▶ [AIM OF THE EXERCISE] Leave every picture out and write out the records below exactly.

▶ [SUPPLIED INFORMATION]
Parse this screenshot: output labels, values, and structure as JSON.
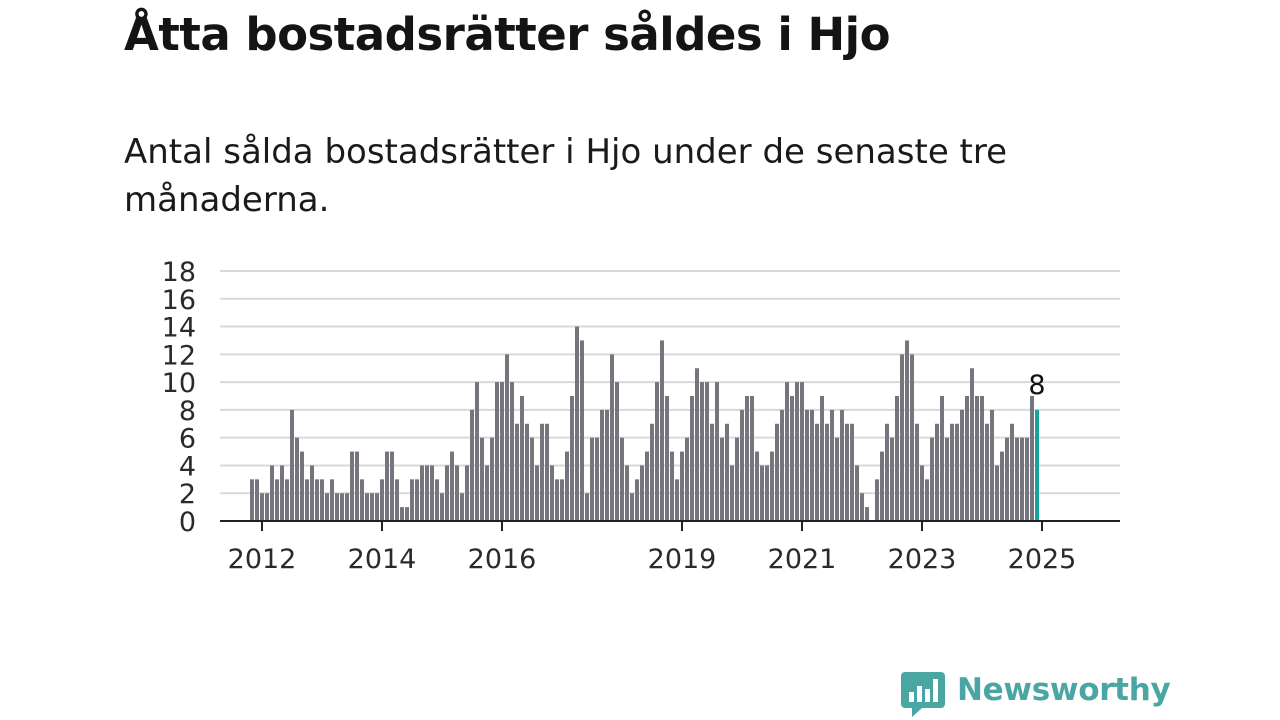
{
  "header": {
    "title": "Åtta bostadsrätter såldes i Hjo",
    "subtitle": "Antal sålda bostadsrätter i Hjo under de senaste tre månaderna."
  },
  "brand": {
    "name": "Newsworthy",
    "logo_icon": "bar-chart-speech-bubble-icon",
    "color": "#4aa6a2"
  },
  "chart_data": {
    "type": "bar",
    "start": "2011-11",
    "frequency": "monthly",
    "values": [
      3,
      3,
      2,
      2,
      4,
      3,
      4,
      3,
      8,
      6,
      5,
      3,
      4,
      3,
      3,
      2,
      3,
      2,
      2,
      2,
      5,
      5,
      3,
      2,
      2,
      2,
      3,
      5,
      5,
      3,
      1,
      1,
      3,
      3,
      4,
      4,
      4,
      3,
      2,
      4,
      5,
      4,
      2,
      4,
      8,
      10,
      6,
      4,
      6,
      10,
      10,
      12,
      10,
      7,
      9,
      7,
      6,
      4,
      7,
      7,
      4,
      3,
      3,
      5,
      9,
      14,
      13,
      2,
      6,
      6,
      8,
      8,
      12,
      10,
      6,
      4,
      2,
      3,
      4,
      5,
      7,
      10,
      13,
      9,
      5,
      3,
      5,
      6,
      9,
      11,
      10,
      10,
      7,
      10,
      6,
      7,
      4,
      6,
      8,
      9,
      9,
      5,
      4,
      4,
      5,
      7,
      8,
      10,
      9,
      10,
      10,
      8,
      8,
      7,
      9,
      7,
      8,
      6,
      8,
      7,
      7,
      4,
      2,
      1,
      0,
      3,
      5,
      7,
      6,
      9,
      12,
      13,
      12,
      7,
      4,
      3,
      6,
      7,
      9,
      6,
      7,
      7,
      8,
      9,
      11,
      9,
      9,
      7,
      8,
      4,
      5,
      6,
      7,
      6,
      6,
      6,
      9,
      8
    ],
    "x_ticks": [
      "2012",
      "2014",
      "2016",
      "2019",
      "2021",
      "2023",
      "2025"
    ],
    "x_tick_dates": [
      "2012-01",
      "2014-01",
      "2016-01",
      "2019-01",
      "2021-01",
      "2023-01",
      "2025-01"
    ],
    "y_ticks": [
      "0",
      "2",
      "4",
      "6",
      "8",
      "10",
      "12",
      "14",
      "16",
      "18"
    ],
    "ylim": [
      0,
      18
    ],
    "grid": true,
    "colors": {
      "bars": "#76757d",
      "highlight": "#16a39b",
      "grid": "#d9d9d9",
      "axis": "#222222"
    },
    "highlight_label": "8"
  }
}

▶ [THE REPLY]
Parse this screenshot: output labels, values, and structure as JSON.
{
  "header": {
    "title": "Åtta bostadsrätter såldes i Hjo",
    "subtitle": "Antal sålda bostadsrätter i Hjo under de senaste tre månaderna."
  },
  "brand": {
    "name": "Newsworthy",
    "logo_icon": "bar-chart-speech-bubble-icon",
    "color": "#4aa6a2"
  },
  "chart_data": {
    "type": "bar",
    "start": "2011-11",
    "frequency": "monthly",
    "values": [
      3,
      3,
      2,
      2,
      4,
      3,
      4,
      3,
      8,
      6,
      5,
      3,
      4,
      3,
      3,
      2,
      3,
      2,
      2,
      2,
      5,
      5,
      3,
      2,
      2,
      2,
      3,
      5,
      5,
      3,
      1,
      1,
      3,
      3,
      4,
      4,
      4,
      3,
      2,
      4,
      5,
      4,
      2,
      4,
      8,
      10,
      6,
      4,
      6,
      10,
      10,
      12,
      10,
      7,
      9,
      7,
      6,
      4,
      7,
      7,
      4,
      3,
      3,
      5,
      9,
      14,
      13,
      2,
      6,
      6,
      8,
      8,
      12,
      10,
      6,
      4,
      2,
      3,
      4,
      5,
      7,
      10,
      13,
      9,
      5,
      3,
      5,
      6,
      9,
      11,
      10,
      10,
      7,
      10,
      6,
      7,
      4,
      6,
      8,
      9,
      9,
      5,
      4,
      4,
      5,
      7,
      8,
      10,
      9,
      10,
      10,
      8,
      8,
      7,
      9,
      7,
      8,
      6,
      8,
      7,
      7,
      4,
      2,
      1,
      0,
      3,
      5,
      7,
      6,
      9,
      12,
      13,
      12,
      7,
      4,
      3,
      6,
      7,
      9,
      6,
      7,
      7,
      8,
      9,
      11,
      9,
      9,
      7,
      8,
      4,
      5,
      6,
      7,
      6,
      6,
      6,
      9,
      8
    ],
    "x_ticks": [
      "2012",
      "2014",
      "2016",
      "2019",
      "2021",
      "2023",
      "2025"
    ],
    "x_tick_dates": [
      "2012-01",
      "2014-01",
      "2016-01",
      "2019-01",
      "2021-01",
      "2023-01",
      "2025-01"
    ],
    "y_ticks": [
      "0",
      "2",
      "4",
      "6",
      "8",
      "10",
      "12",
      "14",
      "16",
      "18"
    ],
    "ylim": [
      0,
      18
    ],
    "grid": true,
    "colors": {
      "bars": "#76757d",
      "highlight": "#16a39b",
      "grid": "#d9d9d9",
      "axis": "#222222"
    },
    "highlight_label": "8"
  }
}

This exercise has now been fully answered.